» What you need to do
Out of all the lines below, count those with the word "Part". Give the number only.

>> START Extracted information

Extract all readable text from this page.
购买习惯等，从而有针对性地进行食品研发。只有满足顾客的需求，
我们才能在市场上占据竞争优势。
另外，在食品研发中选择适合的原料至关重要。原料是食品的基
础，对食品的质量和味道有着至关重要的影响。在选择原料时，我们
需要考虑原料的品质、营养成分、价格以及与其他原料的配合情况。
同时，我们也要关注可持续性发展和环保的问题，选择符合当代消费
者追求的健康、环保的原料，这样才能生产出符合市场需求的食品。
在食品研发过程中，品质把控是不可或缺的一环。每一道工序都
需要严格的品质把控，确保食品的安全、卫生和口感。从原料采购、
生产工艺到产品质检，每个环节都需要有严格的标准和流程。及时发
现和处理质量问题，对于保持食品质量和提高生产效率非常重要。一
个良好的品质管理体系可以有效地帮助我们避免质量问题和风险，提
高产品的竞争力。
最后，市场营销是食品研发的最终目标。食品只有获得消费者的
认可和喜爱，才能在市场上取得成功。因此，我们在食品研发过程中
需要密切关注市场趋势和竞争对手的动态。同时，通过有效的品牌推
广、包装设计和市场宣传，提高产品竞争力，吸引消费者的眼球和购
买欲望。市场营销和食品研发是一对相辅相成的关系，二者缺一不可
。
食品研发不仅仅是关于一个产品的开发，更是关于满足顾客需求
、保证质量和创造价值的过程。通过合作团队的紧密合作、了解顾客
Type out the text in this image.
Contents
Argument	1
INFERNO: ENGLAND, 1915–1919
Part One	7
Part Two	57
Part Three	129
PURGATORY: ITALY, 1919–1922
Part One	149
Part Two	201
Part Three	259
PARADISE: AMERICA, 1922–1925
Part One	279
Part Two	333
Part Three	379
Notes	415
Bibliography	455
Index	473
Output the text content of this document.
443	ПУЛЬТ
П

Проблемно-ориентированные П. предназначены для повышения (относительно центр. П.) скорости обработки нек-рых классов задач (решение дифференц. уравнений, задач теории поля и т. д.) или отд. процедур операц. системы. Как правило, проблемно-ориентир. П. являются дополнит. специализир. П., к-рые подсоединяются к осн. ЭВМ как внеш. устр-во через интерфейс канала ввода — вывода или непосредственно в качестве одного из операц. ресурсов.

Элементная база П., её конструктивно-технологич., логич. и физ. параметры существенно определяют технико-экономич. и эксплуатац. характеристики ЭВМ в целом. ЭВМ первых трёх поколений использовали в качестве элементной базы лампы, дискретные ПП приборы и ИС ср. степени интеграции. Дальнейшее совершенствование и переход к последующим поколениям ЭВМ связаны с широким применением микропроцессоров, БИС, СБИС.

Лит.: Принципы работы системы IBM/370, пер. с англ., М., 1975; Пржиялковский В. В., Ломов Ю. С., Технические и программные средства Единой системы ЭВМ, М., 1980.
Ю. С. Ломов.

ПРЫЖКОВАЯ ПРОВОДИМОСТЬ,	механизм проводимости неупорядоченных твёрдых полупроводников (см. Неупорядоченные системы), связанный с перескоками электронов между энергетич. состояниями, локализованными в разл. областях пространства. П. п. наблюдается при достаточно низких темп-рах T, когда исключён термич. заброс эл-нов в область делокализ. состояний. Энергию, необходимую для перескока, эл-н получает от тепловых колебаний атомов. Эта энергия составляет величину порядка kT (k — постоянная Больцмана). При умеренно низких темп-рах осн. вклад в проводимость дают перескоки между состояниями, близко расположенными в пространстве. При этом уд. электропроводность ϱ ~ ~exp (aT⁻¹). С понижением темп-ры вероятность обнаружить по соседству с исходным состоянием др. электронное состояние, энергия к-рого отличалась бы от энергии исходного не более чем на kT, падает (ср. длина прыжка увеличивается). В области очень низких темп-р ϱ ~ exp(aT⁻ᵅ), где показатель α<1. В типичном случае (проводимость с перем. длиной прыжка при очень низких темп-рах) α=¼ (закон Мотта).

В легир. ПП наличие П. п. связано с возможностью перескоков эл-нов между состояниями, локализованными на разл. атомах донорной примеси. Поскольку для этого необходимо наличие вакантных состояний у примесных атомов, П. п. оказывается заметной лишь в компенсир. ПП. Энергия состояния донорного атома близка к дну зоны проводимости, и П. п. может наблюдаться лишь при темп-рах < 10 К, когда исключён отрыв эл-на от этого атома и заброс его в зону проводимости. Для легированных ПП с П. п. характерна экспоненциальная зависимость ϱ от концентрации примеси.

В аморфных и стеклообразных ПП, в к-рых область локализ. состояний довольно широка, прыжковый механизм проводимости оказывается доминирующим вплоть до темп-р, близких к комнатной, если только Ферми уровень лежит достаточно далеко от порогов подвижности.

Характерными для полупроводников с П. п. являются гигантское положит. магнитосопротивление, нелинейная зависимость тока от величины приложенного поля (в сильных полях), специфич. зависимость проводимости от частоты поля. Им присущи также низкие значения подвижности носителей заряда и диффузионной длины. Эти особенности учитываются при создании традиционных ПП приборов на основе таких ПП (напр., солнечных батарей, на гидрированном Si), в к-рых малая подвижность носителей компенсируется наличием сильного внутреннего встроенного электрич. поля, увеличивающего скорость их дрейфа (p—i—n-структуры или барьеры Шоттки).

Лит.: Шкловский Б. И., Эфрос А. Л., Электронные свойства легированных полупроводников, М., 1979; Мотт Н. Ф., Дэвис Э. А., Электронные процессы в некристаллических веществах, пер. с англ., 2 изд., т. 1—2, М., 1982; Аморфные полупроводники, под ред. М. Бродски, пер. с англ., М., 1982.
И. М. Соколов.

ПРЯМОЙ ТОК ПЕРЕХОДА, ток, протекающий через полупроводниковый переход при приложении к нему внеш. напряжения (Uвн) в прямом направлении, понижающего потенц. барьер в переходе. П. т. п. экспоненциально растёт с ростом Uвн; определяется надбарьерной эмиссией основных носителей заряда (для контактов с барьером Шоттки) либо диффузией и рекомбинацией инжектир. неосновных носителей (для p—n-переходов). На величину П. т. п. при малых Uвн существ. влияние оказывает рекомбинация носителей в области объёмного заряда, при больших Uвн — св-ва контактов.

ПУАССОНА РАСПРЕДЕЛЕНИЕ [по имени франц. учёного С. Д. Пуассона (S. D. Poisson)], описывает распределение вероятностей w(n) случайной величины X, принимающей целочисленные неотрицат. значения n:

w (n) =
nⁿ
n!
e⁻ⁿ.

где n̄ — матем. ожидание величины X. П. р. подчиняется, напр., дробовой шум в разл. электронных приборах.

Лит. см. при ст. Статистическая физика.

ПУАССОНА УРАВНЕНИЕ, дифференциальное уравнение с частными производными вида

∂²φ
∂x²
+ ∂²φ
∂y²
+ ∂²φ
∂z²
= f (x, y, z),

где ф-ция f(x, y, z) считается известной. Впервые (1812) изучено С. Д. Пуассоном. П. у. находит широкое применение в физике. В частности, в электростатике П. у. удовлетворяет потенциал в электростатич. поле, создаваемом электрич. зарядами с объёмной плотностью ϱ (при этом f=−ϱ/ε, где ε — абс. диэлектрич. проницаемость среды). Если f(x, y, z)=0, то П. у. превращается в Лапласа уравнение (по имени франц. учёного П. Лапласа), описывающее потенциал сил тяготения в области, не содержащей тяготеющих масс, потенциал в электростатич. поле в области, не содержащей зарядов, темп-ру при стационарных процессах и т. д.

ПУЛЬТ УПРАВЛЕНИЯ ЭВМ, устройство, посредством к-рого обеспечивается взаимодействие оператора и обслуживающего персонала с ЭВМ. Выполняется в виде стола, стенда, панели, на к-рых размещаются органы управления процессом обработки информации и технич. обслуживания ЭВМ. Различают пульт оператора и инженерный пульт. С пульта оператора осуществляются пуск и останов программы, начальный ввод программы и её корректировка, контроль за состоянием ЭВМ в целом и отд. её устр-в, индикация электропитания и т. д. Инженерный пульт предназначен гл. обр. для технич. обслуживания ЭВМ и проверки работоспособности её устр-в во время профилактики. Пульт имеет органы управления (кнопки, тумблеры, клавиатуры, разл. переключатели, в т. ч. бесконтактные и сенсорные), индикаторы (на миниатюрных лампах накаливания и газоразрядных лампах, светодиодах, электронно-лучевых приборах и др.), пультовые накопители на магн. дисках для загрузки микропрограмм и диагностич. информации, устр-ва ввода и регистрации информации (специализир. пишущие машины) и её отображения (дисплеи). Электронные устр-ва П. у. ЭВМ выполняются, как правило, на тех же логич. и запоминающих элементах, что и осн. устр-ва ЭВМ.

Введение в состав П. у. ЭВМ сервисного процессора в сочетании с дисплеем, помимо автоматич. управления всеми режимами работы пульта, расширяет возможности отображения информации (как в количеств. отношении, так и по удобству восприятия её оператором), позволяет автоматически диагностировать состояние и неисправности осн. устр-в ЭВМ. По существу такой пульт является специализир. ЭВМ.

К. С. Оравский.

>> END Extracted information

» Answer to this task
9